* WHAT THE TASK ASKS *
Where a line contains the word "this", copy that line.

* MATERIAL SUPPLIED *
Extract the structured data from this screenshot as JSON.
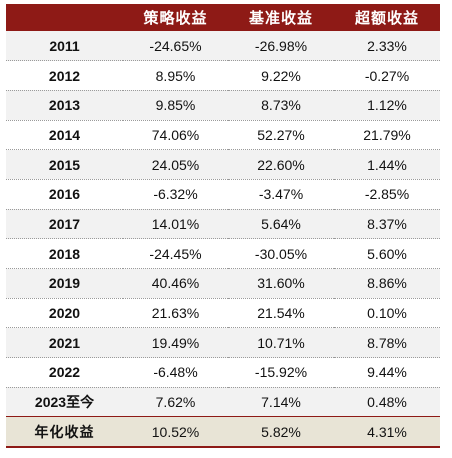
{
  "table": {
    "headers": [
      "",
      "策略收益",
      "基准收益",
      "超额收益"
    ],
    "rows": [
      [
        "2011",
        "-24.65%",
        "-26.98%",
        "2.33%"
      ],
      [
        "2012",
        "8.95%",
        "9.22%",
        "-0.27%"
      ],
      [
        "2013",
        "9.85%",
        "8.73%",
        "1.12%"
      ],
      [
        "2014",
        "74.06%",
        "52.27%",
        "21.79%"
      ],
      [
        "2015",
        "24.05%",
        "22.60%",
        "1.44%"
      ],
      [
        "2016",
        "-6.32%",
        "-3.47%",
        "-2.85%"
      ],
      [
        "2017",
        "14.01%",
        "5.64%",
        "8.37%"
      ],
      [
        "2018",
        "-24.45%",
        "-30.05%",
        "5.60%"
      ],
      [
        "2019",
        "40.46%",
        "31.60%",
        "8.86%"
      ],
      [
        "2020",
        "21.63%",
        "21.54%",
        "0.10%"
      ],
      [
        "2021",
        "19.49%",
        "10.71%",
        "8.78%"
      ],
      [
        "2022",
        "-6.48%",
        "-15.92%",
        "9.44%"
      ],
      [
        "2023至今",
        "7.62%",
        "7.14%",
        "0.48%"
      ]
    ],
    "footer": [
      "年化收益",
      "10.52%",
      "5.82%",
      "4.31%"
    ]
  },
  "colors": {
    "header_bg": "#8e1a16",
    "header_text": "#ffffff",
    "stripe_bg": "#f2f2f2",
    "footer_bg": "#e8e4d6"
  }
}
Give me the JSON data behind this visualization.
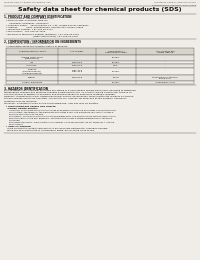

* CORRECT OUTPUT *
Extract the structured data from this screenshot as JSON.
Give me the JSON data behind this visualization.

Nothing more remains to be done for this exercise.